* THE RECORDS

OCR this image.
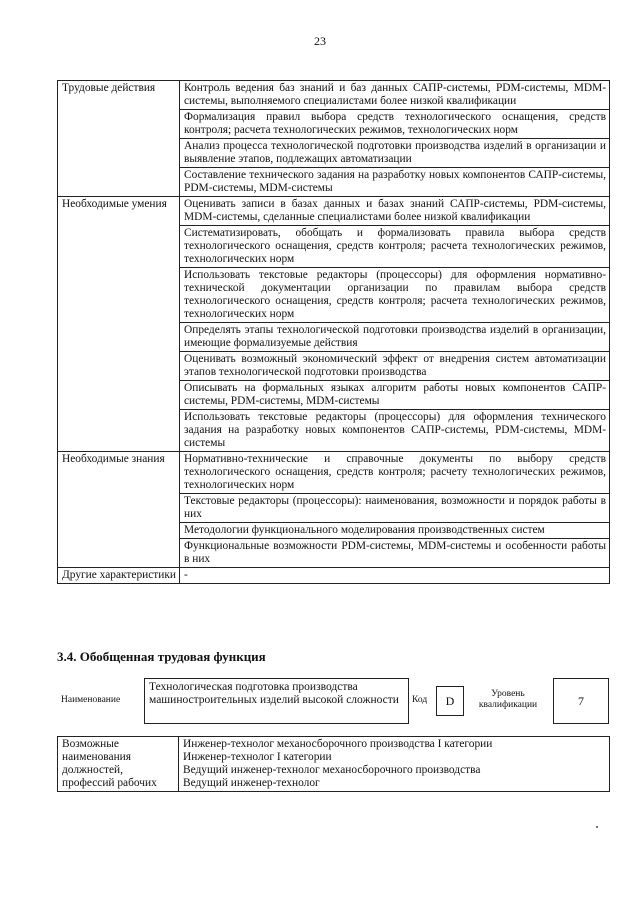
23
Трудовые действия	Контроль ведения баз знаний и баз данных САПР-системы, PDM-системы, MDM-системы, выполняемого специалистами более низкой квалификации
	Формализация правил выбора средств технологического оснащения, средств контроля; расчета технологических режимов, технологических норм
	Анализ процесса технологической подготовки производства изделий в организации и выявление этапов, подлежащих автоматизации
	Составление технического задания на разработку новых компонентов САПР-системы, PDM-системы, MDM-системы
Необходимые умения	Оценивать записи в базах данных и базах знаний САПР-системы, PDM-системы, MDM-системы, сделанные специалистами более низкой квалификации
	Систематизировать, обобщать и формализовать правила выбора средств технологического оснащения, средств контроля; расчета технологических режимов, технологических норм
	Использовать текстовые редакторы (процессоры) для оформления нормативно-технической документации организации по правилам выбора средств технологического оснащения, средств контроля; расчета технологических режимов, технологических норм
	Определять этапы технологической подготовки производства изделий в организации, имеющие формализуемые действия
	Оценивать возможный экономический эффект от внедрения систем автоматизации этапов технологической подготовки производства
	Описывать на формальных языках алгоритм работы новых компонентов САПР-системы, PDM-системы, MDM-системы
	Использовать текстовые редакторы (процессоры) для оформления технического задания на разработку новых компонентов САПР-системы, PDM-системы, MDM-системы
Необходимые знания	Нормативно-технические и справочные документы по выбору средств технологического оснащения, средств контроля; расчету технологических режимов, технологических норм
	Текстовые редакторы (процессоры): наименования, возможности и порядок работы в них
	Методологии функционального моделирования производственных систем
	Функциональные возможности PDM-системы, MDM-системы и особенности работы в них
Другие характеристики	-
3.4. Обобщенная трудовая функция
Наименование
Технологическая подготовка производства машиностроительных изделий высокой сложности	Код	D	Уровень квалификации	7
Возможные наименования должностей, профессий рабочих	
Инженер-технолог механосборочного производства I категории
Инженер-технолог I категории
Ведущий инженер-технолог механосборочного производства
Ведущий инженер-технолог
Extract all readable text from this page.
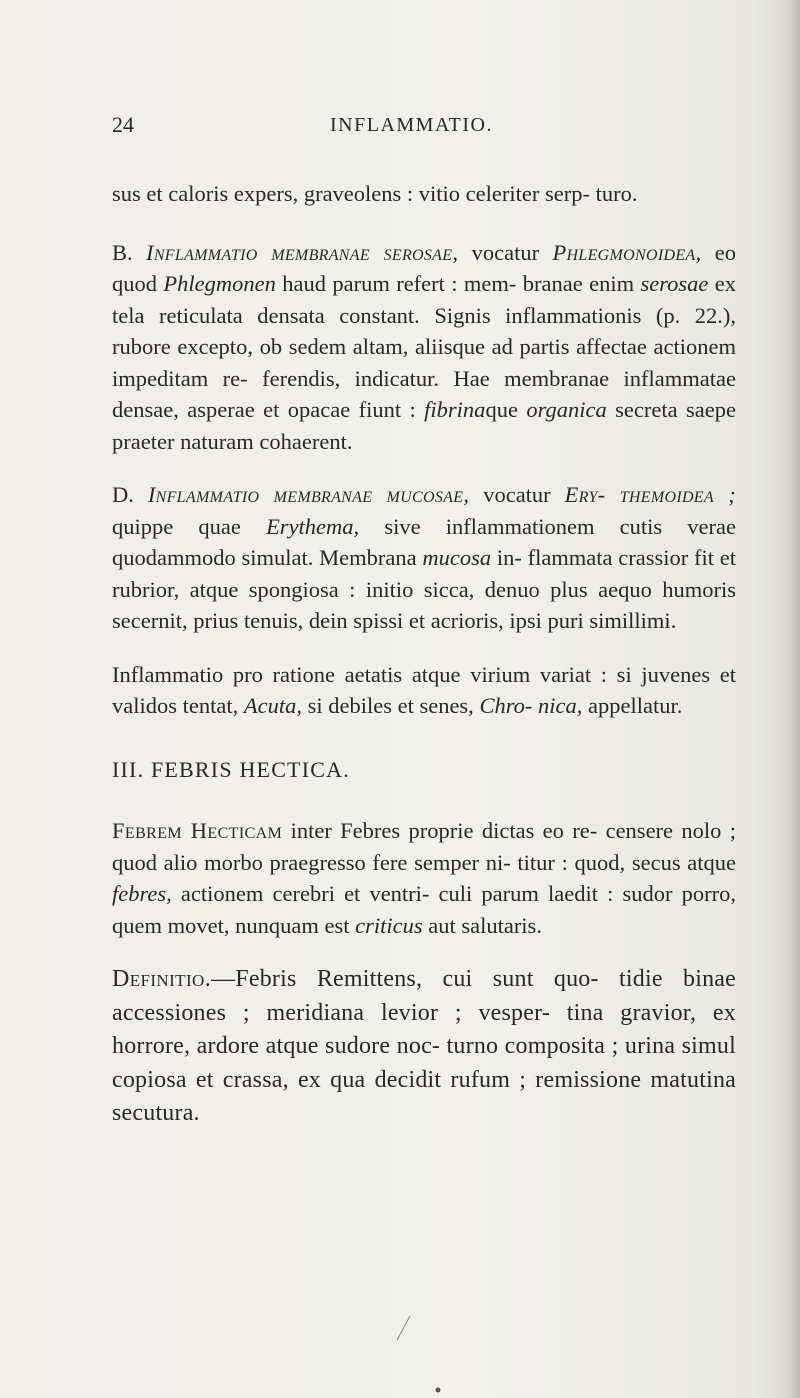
24	INFLAMMATIO.

sus et caloris expers, graveolens : vitio celeriter serp- turo.

B. Inflammatio membranae serosae, vocatur Phlegmonoidea, eo quod Phlegmonen haud parum refert : mem- branae enim serosae ex tela reticulata densata constant. Signis inflammationis (p. 22.), rubore excepto, ob sedem altam, aliisque ad partis affectae actionem impeditam re- ferendis, indicatur. Hae membranae inflammatae densae, asperae et opacae fiunt : fibrinaque organica secreta saepe praeter naturam cohaerent.

D. Inflammatio membranae mucosae, vocatur Ery- themoidea ; quippe quae Erythema, sive inflammationem cutis verae quodammodo simulat. Membrana mucosa in- flammata crassior fit et rubrior, atque spongiosa : initio sicca, denuo plus aequo humoris secernit, prius tenuis, dein spissi et acrioris, ipsi puri simillimi.

Inflammatio pro ratione aetatis atque virium variat : si juvenes et validos tentat, Acuta, si debiles et senes, Chro- nica, appellatur.

III. FEBRIS HECTICA.

Febrem Hecticam inter Febres proprie dictas eo re- censere nolo ; quod alio morbo praegresso fere semper ni- titur : quod, secus atque febres, actionem cerebri et ventri- culi parum laedit : sudor porro, quem movet, nunquam est criticus aut salutaris.

Definitio.—Febris Remittens, cui sunt quo- tidie binae accessiones ; meridiana levior ; vesper- tina gravior, ex horrore, ardore atque sudore noc- turno composita ; urina simul copiosa et crassa, ex qua decidit rufum ; remissione matutina secutura.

* INSTRUCTION
Look through the material and copy each line that has "компонентов".

* RESPONSE FOR THIS EXERCISE
	Составление технического задания на разработку новых компонентов САПР-системы, PDM-системы, MDM-системы
	Описывать на формальных языках алгоритм работы новых компонентов САПР-системы, PDM-системы, MDM-системы
	Использовать текстовые редакторы (процессоры) для оформления технического задания на разработку новых компонентов САПР-системы, PDM-системы, MDM-системы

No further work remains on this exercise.